Requirement » Copy out each line of the listing that has the word "Marketing" in it.

****************

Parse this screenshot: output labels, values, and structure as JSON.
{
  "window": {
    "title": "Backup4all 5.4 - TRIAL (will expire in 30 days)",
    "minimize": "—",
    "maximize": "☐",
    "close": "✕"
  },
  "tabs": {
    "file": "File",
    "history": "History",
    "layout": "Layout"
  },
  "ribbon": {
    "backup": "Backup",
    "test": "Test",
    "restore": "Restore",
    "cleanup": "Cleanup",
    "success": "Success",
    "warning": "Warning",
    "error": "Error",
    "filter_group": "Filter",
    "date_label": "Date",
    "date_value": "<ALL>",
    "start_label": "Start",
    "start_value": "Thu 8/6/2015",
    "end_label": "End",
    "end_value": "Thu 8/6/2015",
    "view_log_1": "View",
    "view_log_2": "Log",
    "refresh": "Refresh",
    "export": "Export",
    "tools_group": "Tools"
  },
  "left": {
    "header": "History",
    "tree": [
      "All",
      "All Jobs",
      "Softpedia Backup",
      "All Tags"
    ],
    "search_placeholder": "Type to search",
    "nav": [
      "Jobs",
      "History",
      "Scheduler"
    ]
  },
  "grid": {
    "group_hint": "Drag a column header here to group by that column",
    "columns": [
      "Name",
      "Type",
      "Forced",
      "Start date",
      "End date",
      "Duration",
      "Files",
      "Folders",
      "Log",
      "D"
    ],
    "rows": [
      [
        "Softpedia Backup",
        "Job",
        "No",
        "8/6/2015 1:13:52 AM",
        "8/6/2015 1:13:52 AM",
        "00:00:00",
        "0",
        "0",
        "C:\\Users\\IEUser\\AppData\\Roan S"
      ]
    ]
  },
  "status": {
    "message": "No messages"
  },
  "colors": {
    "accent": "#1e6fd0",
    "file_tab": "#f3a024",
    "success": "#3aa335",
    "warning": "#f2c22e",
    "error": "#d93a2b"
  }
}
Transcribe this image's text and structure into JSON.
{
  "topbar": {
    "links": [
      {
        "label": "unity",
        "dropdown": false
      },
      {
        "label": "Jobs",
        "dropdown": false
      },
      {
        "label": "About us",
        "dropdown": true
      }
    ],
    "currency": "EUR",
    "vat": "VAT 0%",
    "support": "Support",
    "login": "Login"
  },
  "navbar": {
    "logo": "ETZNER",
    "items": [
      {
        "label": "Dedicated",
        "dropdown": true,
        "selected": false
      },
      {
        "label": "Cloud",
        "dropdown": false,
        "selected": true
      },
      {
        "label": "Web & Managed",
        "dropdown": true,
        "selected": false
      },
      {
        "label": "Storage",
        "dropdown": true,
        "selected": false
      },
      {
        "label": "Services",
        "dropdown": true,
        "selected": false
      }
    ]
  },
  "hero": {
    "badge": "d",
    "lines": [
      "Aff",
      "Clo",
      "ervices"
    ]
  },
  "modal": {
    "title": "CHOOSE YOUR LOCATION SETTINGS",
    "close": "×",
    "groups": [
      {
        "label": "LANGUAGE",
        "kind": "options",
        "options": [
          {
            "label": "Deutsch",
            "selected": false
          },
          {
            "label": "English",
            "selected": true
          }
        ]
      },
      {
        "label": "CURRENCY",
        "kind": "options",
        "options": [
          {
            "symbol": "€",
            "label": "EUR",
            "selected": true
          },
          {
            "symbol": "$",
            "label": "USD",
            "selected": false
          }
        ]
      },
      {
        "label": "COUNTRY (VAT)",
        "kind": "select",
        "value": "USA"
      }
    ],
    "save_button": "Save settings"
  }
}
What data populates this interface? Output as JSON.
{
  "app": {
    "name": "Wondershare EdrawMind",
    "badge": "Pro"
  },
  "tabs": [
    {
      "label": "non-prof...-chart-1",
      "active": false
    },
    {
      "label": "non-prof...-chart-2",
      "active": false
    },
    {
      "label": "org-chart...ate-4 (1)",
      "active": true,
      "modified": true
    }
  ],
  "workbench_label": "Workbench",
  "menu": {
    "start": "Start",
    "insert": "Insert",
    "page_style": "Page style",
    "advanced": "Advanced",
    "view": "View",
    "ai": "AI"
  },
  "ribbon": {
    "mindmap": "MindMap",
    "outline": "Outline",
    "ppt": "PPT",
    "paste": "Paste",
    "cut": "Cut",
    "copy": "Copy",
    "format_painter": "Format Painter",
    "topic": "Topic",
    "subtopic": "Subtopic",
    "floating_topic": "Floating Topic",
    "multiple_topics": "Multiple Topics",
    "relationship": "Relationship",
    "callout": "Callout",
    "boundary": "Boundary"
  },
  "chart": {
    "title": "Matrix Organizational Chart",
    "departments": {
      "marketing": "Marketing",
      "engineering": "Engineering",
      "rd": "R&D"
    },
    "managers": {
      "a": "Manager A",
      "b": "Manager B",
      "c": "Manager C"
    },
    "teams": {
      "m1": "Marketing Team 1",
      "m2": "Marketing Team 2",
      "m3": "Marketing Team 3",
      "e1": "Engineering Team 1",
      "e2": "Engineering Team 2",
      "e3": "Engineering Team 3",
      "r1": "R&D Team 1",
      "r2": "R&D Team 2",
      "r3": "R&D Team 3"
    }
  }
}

****************

Final answer »
      "marketing": "Marketing",
      "m1": "Marketing Team 1",
      "m2": "Marketing Team 2",
      "m3": "Marketing Team 3",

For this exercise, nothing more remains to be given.